Task objective.
Repeat every entry in the listing below, exactly.

---

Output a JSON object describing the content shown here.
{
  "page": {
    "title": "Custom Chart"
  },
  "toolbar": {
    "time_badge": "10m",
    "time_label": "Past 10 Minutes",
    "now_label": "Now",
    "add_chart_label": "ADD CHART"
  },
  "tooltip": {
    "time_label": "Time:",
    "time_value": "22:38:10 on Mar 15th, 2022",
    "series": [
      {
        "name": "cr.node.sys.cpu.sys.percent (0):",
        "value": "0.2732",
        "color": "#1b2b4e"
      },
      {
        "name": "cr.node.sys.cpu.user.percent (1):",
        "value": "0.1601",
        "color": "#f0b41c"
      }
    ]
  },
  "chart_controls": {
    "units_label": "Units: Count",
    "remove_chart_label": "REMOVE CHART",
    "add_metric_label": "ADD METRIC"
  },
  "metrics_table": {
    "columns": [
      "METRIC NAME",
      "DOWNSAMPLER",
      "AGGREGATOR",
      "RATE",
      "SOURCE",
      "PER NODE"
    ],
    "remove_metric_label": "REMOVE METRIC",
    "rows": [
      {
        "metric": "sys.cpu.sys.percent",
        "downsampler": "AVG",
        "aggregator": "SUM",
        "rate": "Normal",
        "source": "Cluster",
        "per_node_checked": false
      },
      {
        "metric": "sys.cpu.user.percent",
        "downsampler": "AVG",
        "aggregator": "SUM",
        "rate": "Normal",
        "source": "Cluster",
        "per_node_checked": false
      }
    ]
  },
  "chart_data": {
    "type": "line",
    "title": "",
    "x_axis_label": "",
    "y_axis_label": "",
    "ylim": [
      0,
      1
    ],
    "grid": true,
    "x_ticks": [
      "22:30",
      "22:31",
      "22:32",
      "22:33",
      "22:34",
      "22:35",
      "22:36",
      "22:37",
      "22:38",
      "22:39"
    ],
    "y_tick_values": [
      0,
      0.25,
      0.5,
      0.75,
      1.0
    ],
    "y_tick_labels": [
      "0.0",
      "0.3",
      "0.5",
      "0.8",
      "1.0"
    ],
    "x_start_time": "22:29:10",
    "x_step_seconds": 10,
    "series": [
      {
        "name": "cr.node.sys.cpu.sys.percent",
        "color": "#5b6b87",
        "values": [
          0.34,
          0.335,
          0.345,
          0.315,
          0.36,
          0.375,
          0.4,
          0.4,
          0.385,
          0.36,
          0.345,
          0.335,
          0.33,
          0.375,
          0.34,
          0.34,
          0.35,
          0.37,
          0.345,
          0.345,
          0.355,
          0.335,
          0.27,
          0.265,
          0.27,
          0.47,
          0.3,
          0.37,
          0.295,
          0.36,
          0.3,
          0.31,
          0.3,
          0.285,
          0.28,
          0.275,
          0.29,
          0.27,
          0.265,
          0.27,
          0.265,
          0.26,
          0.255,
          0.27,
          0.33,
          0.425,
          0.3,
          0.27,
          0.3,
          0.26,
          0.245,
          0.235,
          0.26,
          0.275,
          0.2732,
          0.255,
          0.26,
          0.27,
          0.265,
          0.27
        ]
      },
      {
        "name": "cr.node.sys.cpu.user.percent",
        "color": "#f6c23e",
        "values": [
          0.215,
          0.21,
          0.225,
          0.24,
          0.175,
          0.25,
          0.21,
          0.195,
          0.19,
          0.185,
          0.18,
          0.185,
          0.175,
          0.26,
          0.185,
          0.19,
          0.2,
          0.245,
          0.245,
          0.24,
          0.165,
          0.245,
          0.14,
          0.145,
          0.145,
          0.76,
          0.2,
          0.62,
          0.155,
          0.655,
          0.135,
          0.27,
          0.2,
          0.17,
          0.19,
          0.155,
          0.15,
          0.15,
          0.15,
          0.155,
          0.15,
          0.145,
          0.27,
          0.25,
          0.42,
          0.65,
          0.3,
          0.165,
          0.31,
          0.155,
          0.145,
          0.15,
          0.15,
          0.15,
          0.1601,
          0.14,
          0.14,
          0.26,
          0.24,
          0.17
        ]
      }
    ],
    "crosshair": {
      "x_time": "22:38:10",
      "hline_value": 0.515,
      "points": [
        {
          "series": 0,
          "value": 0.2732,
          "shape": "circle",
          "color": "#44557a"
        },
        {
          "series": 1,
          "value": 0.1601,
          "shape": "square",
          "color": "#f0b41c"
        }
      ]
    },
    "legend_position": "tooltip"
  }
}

---

Correct answer.
Output a JSON object describing the content shown here.
{
  "page": {
    "title": "Custom Chart"
  },
  "toolbar": {
    "time_badge": "10m",
    "time_label": "Past 10 Minutes",
    "now_label": "Now",
    "add_chart_label": "ADD CHART"
  },
  "tooltip": {
    "time_label": "Time:",
    "time_value": "22:38:10 on Mar 15th, 2022",
    "series": [
      {
        "name": "cr.node.sys.cpu.sys.percent (0):",
        "value": "0.2732",
        "color": "#1b2b4e"
      },
      {
        "name": "cr.node.sys.cpu.user.percent (1):",
        "value": "0.1601",
        "color": "#f0b41c"
      }
    ]
  },
  "chart_controls": {
    "units_label": "Units: Count",
    "remove_chart_label": "REMOVE CHART",
    "add_metric_label": "ADD METRIC"
  },
  "metrics_table": {
    "columns": [
      "METRIC NAME",
      "DOWNSAMPLER",
      "AGGREGATOR",
      "RATE",
      "SOURCE",
      "PER NODE"
    ],
    "remove_metric_label": "REMOVE METRIC",
    "rows": [
      {
        "metric": "sys.cpu.sys.percent",
        "downsampler": "AVG",
        "aggregator": "SUM",
        "rate": "Normal",
        "source": "Cluster",
        "per_node_checked": false
      },
      {
        "metric": "sys.cpu.user.percent",
        "downsampler": "AVG",
        "aggregator": "SUM",
        "rate": "Normal",
        "source": "Cluster",
        "per_node_checked": false
      }
    ]
  },
  "chart_data": {
    "type": "line",
    "title": "",
    "x_axis_label": "",
    "y_axis_label": "",
    "ylim": [
      0,
      1
    ],
    "grid": true,
    "x_ticks": [
      "22:30",
      "22:31",
      "22:32",
      "22:33",
      "22:34",
      "22:35",
      "22:36",
      "22:37",
      "22:38",
      "22:39"
    ],
    "y_tick_values": [
      0,
      0.25,
      0.5,
      0.75,
      1.0
    ],
    "y_tick_labels": [
      "0.0",
      "0.3",
      "0.5",
      "0.8",
      "1.0"
    ],
    "x_start_time": "22:29:10",
    "x_step_seconds": 10,
    "series": [
      {
        "name": "cr.node.sys.cpu.sys.percent",
        "color": "#5b6b87",
        "values": [
          0.34,
          0.335,
          0.345,
          0.315,
          0.36,
          0.375,
          0.4,
          0.4,
          0.385,
          0.36,
          0.345,
          0.335,
          0.33,
          0.375,
          0.34,
          0.34,
          0.35,
          0.37,
          0.345,
          0.345,
          0.355,
          0.335,
          0.27,
          0.265,
          0.27,
          0.47,
          0.3,
          0.37,
          0.295,
          0.36,
          0.3,
          0.31,
          0.3,
          0.285,
          0.28,
          0.275,
          0.29,
          0.27,
          0.265,
          0.27,
          0.265,
          0.26,
          0.255,
          0.27,
          0.33,
          0.425,
          0.3,
          0.27,
          0.3,
          0.26,
          0.245,
          0.235,
          0.26,
          0.275,
          0.2732,
          0.255,
          0.26,
          0.27,
          0.265,
          0.27
        ]
      },
      {
        "name": "cr.node.sys.cpu.user.percent",
        "color": "#f6c23e",
        "values": [
          0.215,
          0.21,
          0.225,
          0.24,
          0.175,
          0.25,
          0.21,
          0.195,
          0.19,
          0.185,
          0.18,
          0.185,
          0.175,
          0.26,
          0.185,
          0.19,
          0.2,
          0.245,
          0.245,
          0.24,
          0.165,
          0.245,
          0.14,
          0.145,
          0.145,
          0.76,
          0.2,
          0.62,
          0.155,
          0.655,
          0.135,
          0.27,
          0.2,
          0.17,
          0.19,
          0.155,
          0.15,
          0.15,
          0.15,
          0.155,
          0.15,
          0.145,
          0.27,
          0.25,
          0.42,
          0.65,
          0.3,
          0.165,
          0.31,
          0.155,
          0.145,
          0.15,
          0.15,
          0.15,
          0.1601,
          0.14,
          0.14,
          0.26,
          0.24,
          0.17
        ]
      }
    ],
    "crosshair": {
      "x_time": "22:38:10",
      "hline_value": 0.515,
      "points": [
        {
          "series": 0,
          "value": 0.2732,
          "shape": "circle",
          "color": "#44557a"
        },
        {
          "series": 1,
          "value": 0.1601,
          "shape": "square",
          "color": "#f0b41c"
        }
      ]
    },
    "legend_position": "tooltip"
  }
}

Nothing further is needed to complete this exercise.